#### ENTRIES PROVIDED ####
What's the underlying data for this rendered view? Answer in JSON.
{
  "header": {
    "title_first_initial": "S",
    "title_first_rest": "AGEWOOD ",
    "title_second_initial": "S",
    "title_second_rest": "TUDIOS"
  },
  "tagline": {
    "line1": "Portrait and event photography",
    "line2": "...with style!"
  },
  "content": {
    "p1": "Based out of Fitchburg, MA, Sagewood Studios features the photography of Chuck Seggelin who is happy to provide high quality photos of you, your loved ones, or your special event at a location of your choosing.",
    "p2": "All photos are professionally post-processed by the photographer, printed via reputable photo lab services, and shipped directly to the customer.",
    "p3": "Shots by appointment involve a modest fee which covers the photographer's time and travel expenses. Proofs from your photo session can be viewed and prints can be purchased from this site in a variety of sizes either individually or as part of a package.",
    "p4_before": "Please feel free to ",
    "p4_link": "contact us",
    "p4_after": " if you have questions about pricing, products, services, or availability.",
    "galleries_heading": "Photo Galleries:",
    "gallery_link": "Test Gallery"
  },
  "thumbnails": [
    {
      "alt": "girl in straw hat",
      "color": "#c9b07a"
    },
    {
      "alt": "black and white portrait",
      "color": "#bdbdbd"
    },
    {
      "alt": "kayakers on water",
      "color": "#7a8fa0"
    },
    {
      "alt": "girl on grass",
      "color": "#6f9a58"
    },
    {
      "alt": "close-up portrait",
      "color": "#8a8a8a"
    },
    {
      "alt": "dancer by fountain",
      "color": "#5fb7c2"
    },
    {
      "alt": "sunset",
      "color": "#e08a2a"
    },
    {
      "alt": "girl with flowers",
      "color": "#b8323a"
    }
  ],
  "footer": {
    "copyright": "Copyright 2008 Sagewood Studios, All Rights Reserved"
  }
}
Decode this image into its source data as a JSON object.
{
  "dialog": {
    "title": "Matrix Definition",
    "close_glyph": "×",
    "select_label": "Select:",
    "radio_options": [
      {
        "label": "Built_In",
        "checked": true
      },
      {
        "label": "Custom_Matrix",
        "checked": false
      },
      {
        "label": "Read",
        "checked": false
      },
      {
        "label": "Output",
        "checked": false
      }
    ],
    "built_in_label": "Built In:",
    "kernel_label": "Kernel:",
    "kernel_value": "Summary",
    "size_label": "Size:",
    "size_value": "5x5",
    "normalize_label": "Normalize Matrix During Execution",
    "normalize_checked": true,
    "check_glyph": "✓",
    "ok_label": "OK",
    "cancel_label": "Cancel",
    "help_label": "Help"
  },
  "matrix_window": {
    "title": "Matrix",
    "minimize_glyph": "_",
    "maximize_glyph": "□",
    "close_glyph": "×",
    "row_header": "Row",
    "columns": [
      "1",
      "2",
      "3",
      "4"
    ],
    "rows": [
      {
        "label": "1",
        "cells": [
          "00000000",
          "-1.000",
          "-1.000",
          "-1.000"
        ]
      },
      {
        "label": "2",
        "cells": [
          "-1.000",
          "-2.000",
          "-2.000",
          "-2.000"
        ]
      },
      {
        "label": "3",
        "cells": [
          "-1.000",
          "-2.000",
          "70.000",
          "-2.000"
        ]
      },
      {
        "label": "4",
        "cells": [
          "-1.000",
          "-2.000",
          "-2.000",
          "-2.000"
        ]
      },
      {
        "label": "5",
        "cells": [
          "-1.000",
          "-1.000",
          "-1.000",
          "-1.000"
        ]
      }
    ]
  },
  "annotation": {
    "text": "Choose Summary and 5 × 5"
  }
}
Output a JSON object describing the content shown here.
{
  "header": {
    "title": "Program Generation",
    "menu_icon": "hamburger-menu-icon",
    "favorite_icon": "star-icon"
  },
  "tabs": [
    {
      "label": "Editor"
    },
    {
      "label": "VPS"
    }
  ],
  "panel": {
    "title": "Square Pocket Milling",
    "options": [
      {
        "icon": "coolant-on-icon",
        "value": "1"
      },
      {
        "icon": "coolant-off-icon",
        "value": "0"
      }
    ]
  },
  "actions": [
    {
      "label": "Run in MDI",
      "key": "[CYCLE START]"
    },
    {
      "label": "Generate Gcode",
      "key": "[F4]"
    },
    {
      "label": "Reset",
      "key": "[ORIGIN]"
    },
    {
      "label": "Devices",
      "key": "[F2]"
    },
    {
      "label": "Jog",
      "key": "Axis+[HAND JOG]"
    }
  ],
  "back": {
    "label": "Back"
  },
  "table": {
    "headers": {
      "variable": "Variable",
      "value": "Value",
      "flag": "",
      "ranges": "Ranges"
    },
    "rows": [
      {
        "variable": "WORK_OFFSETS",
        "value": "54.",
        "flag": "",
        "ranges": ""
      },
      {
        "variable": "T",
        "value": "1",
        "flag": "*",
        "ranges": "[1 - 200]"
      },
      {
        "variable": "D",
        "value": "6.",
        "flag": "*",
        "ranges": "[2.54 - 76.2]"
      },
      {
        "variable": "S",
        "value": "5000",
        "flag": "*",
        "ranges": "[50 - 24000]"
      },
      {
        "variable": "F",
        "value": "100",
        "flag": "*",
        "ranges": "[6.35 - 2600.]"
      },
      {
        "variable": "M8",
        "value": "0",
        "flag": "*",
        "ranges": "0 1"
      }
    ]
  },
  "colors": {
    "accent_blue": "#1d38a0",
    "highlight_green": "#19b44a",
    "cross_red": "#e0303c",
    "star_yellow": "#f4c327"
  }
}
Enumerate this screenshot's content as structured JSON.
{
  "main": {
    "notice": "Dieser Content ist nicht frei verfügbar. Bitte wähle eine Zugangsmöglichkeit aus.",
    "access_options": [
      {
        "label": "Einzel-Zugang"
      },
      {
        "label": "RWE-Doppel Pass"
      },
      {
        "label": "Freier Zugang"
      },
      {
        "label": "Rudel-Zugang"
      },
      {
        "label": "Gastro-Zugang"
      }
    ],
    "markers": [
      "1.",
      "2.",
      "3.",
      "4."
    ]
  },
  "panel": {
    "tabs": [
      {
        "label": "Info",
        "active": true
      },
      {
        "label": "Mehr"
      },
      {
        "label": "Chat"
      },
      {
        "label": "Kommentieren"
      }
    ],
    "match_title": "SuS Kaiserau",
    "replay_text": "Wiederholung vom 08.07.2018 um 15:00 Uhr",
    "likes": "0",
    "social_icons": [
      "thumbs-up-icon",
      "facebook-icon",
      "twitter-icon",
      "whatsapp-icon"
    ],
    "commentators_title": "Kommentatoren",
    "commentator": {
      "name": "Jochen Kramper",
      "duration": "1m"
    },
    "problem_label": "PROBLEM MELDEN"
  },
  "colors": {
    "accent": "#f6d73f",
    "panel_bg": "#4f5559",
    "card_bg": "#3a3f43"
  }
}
####
Pick out and copy the lines of the material that include the word "services".

    "p2": "All photos are professionally post-processed by the photographer, printed via reputable photo lab services, and shipped directly to the customer.",
    "p4_after": " if you have questions about pricing, products, services, or availability.",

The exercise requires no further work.